» PROBLEM DETAILS:
Nothing in the records may be left out or altered; reproduce them all exactly.

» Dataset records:
>>>
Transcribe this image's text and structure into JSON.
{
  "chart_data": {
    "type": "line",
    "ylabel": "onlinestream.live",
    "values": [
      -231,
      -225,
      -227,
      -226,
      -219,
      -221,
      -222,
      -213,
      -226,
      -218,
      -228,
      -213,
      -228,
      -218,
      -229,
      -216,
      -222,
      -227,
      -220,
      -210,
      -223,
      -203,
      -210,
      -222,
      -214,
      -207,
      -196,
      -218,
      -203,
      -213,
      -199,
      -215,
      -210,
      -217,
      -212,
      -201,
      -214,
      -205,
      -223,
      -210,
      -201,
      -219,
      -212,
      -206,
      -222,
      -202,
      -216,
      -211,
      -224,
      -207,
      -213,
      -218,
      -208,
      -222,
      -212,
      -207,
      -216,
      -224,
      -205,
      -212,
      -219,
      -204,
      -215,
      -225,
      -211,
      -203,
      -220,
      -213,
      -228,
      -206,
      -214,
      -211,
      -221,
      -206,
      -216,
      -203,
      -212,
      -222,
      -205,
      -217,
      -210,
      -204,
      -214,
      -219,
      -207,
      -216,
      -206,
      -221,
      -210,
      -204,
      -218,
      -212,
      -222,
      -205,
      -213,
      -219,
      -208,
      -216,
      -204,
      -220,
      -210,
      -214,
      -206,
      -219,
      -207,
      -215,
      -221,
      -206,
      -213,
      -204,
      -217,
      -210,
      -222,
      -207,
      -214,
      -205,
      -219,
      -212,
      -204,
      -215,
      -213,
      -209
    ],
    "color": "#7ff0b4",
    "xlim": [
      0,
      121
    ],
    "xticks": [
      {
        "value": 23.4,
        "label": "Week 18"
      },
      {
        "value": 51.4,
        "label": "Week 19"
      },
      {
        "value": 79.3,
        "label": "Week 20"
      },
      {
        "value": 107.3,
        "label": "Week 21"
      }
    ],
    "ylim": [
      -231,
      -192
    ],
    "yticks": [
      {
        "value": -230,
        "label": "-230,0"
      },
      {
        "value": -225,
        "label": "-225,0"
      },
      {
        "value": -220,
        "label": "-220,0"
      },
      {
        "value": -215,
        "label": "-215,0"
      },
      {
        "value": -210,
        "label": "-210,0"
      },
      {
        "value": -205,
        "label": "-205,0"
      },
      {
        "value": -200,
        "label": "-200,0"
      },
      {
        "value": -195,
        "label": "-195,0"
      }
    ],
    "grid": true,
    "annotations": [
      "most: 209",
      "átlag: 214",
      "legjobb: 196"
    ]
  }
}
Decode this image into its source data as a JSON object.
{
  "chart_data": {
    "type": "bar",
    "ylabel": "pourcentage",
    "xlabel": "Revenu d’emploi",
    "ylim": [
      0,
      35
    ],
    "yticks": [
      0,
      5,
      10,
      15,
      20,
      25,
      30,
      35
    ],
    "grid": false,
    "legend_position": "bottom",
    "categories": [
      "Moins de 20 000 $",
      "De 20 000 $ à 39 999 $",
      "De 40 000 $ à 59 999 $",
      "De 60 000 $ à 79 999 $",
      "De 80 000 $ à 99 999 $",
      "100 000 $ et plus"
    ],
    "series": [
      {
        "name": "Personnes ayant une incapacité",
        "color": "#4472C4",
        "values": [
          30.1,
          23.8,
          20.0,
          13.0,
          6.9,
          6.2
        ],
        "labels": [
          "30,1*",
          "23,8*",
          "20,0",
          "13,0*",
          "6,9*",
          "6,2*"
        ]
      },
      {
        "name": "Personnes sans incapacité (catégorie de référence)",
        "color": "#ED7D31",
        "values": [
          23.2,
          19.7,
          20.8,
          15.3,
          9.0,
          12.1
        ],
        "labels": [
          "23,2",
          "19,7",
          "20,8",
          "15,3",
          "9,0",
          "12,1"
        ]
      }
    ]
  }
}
<<<
» RESPONSE TO THE TASK:
Transcribe this image's text and structure into JSON.
{
  "chart_data": {
    "type": "line",
    "ylabel": "onlinestream.live",
    "values": [
      -231,
      -225,
      -227,
      -226,
      -219,
      -221,
      -222,
      -213,
      -226,
      -218,
      -228,
      -213,
      -228,
      -218,
      -229,
      -216,
      -222,
      -227,
      -220,
      -210,
      -223,
      -203,
      -210,
      -222,
      -214,
      -207,
      -196,
      -218,
      -203,
      -213,
      -199,
      -215,
      -210,
      -217,
      -212,
      -201,
      -214,
      -205,
      -223,
      -210,
      -201,
      -219,
      -212,
      -206,
      -222,
      -202,
      -216,
      -211,
      -224,
      -207,
      -213,
      -218,
      -208,
      -222,
      -212,
      -207,
      -216,
      -224,
      -205,
      -212,
      -219,
      -204,
      -215,
      -225,
      -211,
      -203,
      -220,
      -213,
      -228,
      -206,
      -214,
      -211,
      -221,
      -206,
      -216,
      -203,
      -212,
      -222,
      -205,
      -217,
      -210,
      -204,
      -214,
      -219,
      -207,
      -216,
      -206,
      -221,
      -210,
      -204,
      -218,
      -212,
      -222,
      -205,
      -213,
      -219,
      -208,
      -216,
      -204,
      -220,
      -210,
      -214,
      -206,
      -219,
      -207,
      -215,
      -221,
      -206,
      -213,
      -204,
      -217,
      -210,
      -222,
      -207,
      -214,
      -205,
      -219,
      -212,
      -204,
      -215,
      -213,
      -209
    ],
    "color": "#7ff0b4",
    "xlim": [
      0,
      121
    ],
    "xticks": [
      {
        "value": 23.4,
        "label": "Week 18"
      },
      {
        "value": 51.4,
        "label": "Week 19"
      },
      {
        "value": 79.3,
        "label": "Week 20"
      },
      {
        "value": 107.3,
        "label": "Week 21"
      }
    ],
    "ylim": [
      -231,
      -192
    ],
    "yticks": [
      {
        "value": -230,
        "label": "-230,0"
      },
      {
        "value": -225,
        "label": "-225,0"
      },
      {
        "value": -220,
        "label": "-220,0"
      },
      {
        "value": -215,
        "label": "-215,0"
      },
      {
        "value": -210,
        "label": "-210,0"
      },
      {
        "value": -205,
        "label": "-205,0"
      },
      {
        "value": -200,
        "label": "-200,0"
      },
      {
        "value": -195,
        "label": "-195,0"
      }
    ],
    "grid": true,
    "annotations": [
      "most: 209",
      "átlag: 214",
      "legjobb: 196"
    ]
  }
}
Decode this image into its source data as a JSON object.
{
  "chart_data": {
    "type": "bar",
    "ylabel": "pourcentage",
    "xlabel": "Revenu d’emploi",
    "ylim": [
      0,
      35
    ],
    "yticks": [
      0,
      5,
      10,
      15,
      20,
      25,
      30,
      35
    ],
    "grid": false,
    "legend_position": "bottom",
    "categories": [
      "Moins de 20 000 $",
      "De 20 000 $ à 39 999 $",
      "De 40 000 $ à 59 999 $",
      "De 60 000 $ à 79 999 $",
      "De 80 000 $ à 99 999 $",
      "100 000 $ et plus"
    ],
    "series": [
      {
        "name": "Personnes ayant une incapacité",
        "color": "#4472C4",
        "values": [
          30.1,
          23.8,
          20.0,
          13.0,
          6.9,
          6.2
        ],
        "labels": [
          "30,1*",
          "23,8*",
          "20,0",
          "13,0*",
          "6,9*",
          "6,2*"
        ]
      },
      {
        "name": "Personnes sans incapacité (catégorie de référence)",
        "color": "#ED7D31",
        "values": [
          23.2,
          19.7,
          20.8,
          15.3,
          9.0,
          12.1
        ],
        "labels": [
          "23,2",
          "19,7",
          "20,8",
          "15,3",
          "9,0",
          "12,1"
        ]
      }
    ]
  }
}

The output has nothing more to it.